## Your instructions
Write out the data below in full, unchanged, minus the images.

## Begin

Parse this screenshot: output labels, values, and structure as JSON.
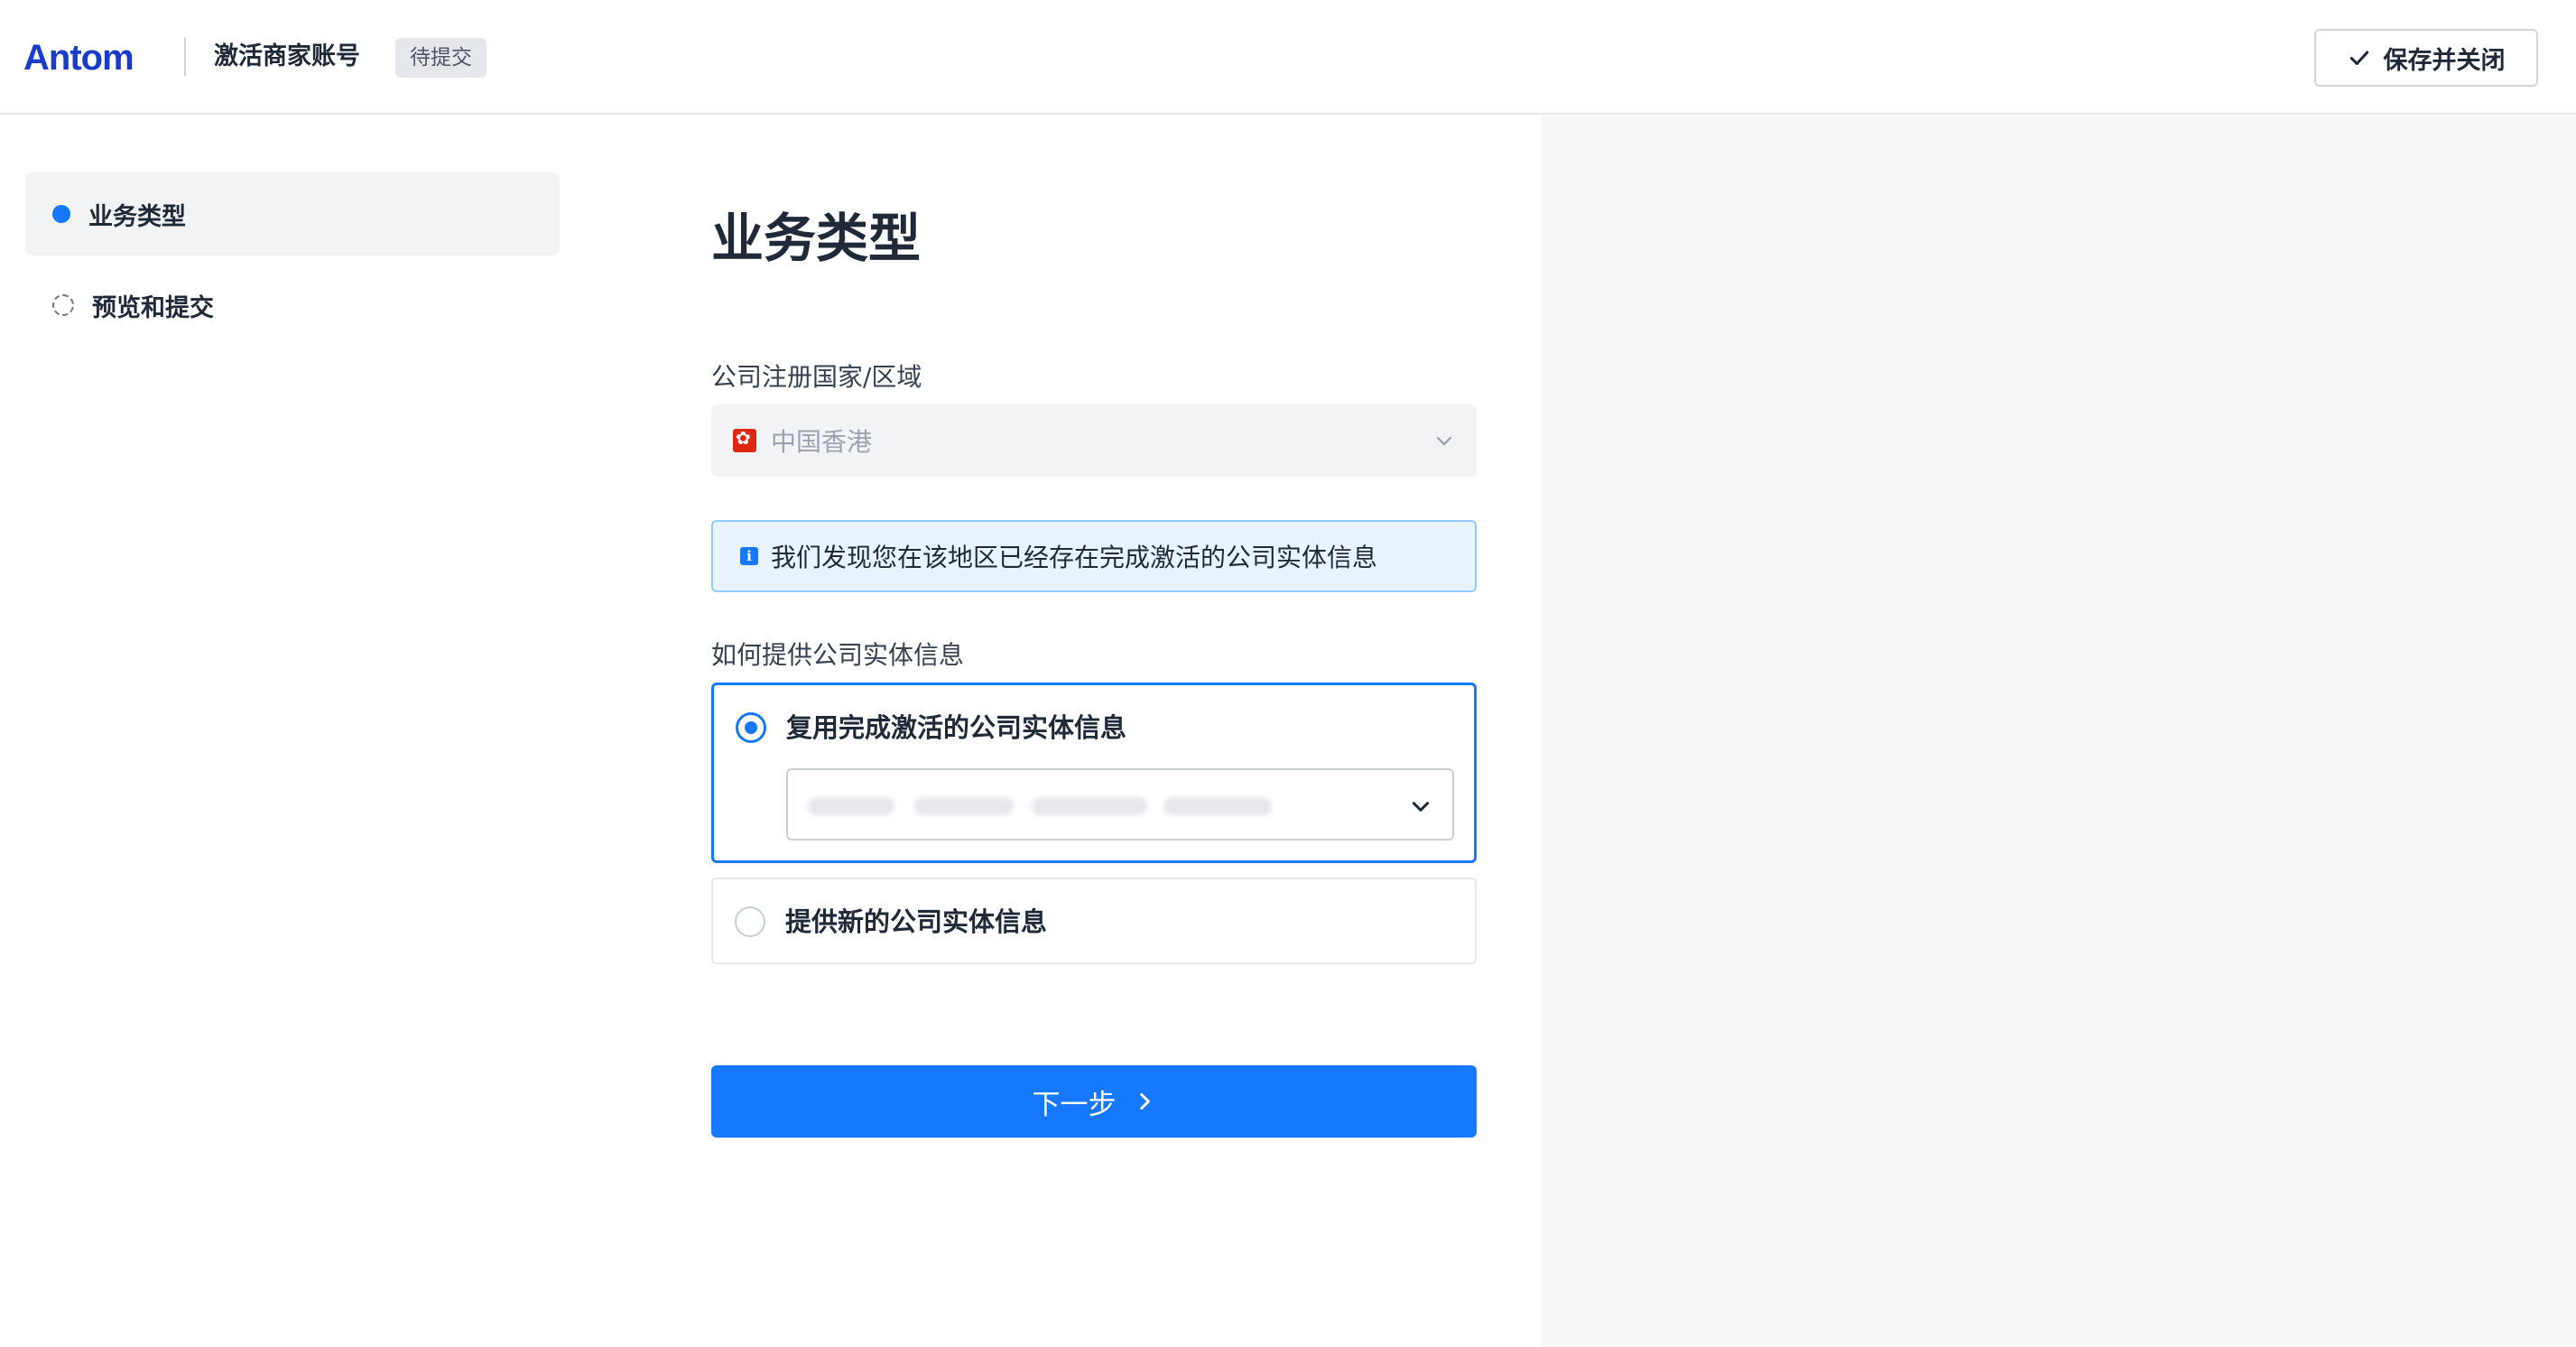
{
  "header": {
    "logo": "Antom",
    "title": "激活商家账号",
    "status_badge": "待提交",
    "save_close_label": "保存并关闭"
  },
  "sidebar": {
    "items": [
      {
        "label": "业务类型",
        "state": "active"
      },
      {
        "label": "预览和提交",
        "state": "pending"
      }
    ]
  },
  "main": {
    "page_title": "业务类型",
    "country_field": {
      "label": "公司注册国家/区域",
      "value": "中国香港",
      "flag_icon": "hong-kong-flag-icon"
    },
    "info_alert": {
      "text": "我们发现您在该地区已经存在完成激活的公司实体信息"
    },
    "entity_question": {
      "label": "如何提供公司实体信息",
      "options": [
        {
          "label": "复用完成激活的公司实体信息",
          "selected": true
        },
        {
          "label": "提供新的公司实体信息",
          "selected": false
        }
      ]
    },
    "next_button_label": "下一步"
  },
  "colors": {
    "accent": "#1677ff",
    "brand": "#1a3ccb",
    "info_bg": "#e8f3ff",
    "right_panel_bg": "#f7f8fa"
  }
}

## End

## Answer to this problem
Parse this screenshot: output labels, values, and structure as JSON.
{
  "header": {
    "logo": "Antom",
    "title": "激活商家账号",
    "status_badge": "待提交",
    "save_close_label": "保存并关闭"
  },
  "sidebar": {
    "items": [
      {
        "label": "业务类型",
        "state": "active"
      },
      {
        "label": "预览和提交",
        "state": "pending"
      }
    ]
  },
  "main": {
    "page_title": "业务类型",
    "country_field": {
      "label": "公司注册国家/区域",
      "value": "中国香港",
      "flag_icon": "hong-kong-flag-icon"
    },
    "info_alert": {
      "text": "我们发现您在该地区已经存在完成激活的公司实体信息"
    },
    "entity_question": {
      "label": "如何提供公司实体信息",
      "options": [
        {
          "label": "复用完成激活的公司实体信息",
          "selected": true
        },
        {
          "label": "提供新的公司实体信息",
          "selected": false
        }
      ]
    },
    "next_button_label": "下一步"
  },
  "colors": {
    "accent": "#1677ff",
    "brand": "#1a3ccb",
    "info_bg": "#e8f3ff",
    "right_panel_bg": "#f7f8fa"
  }
}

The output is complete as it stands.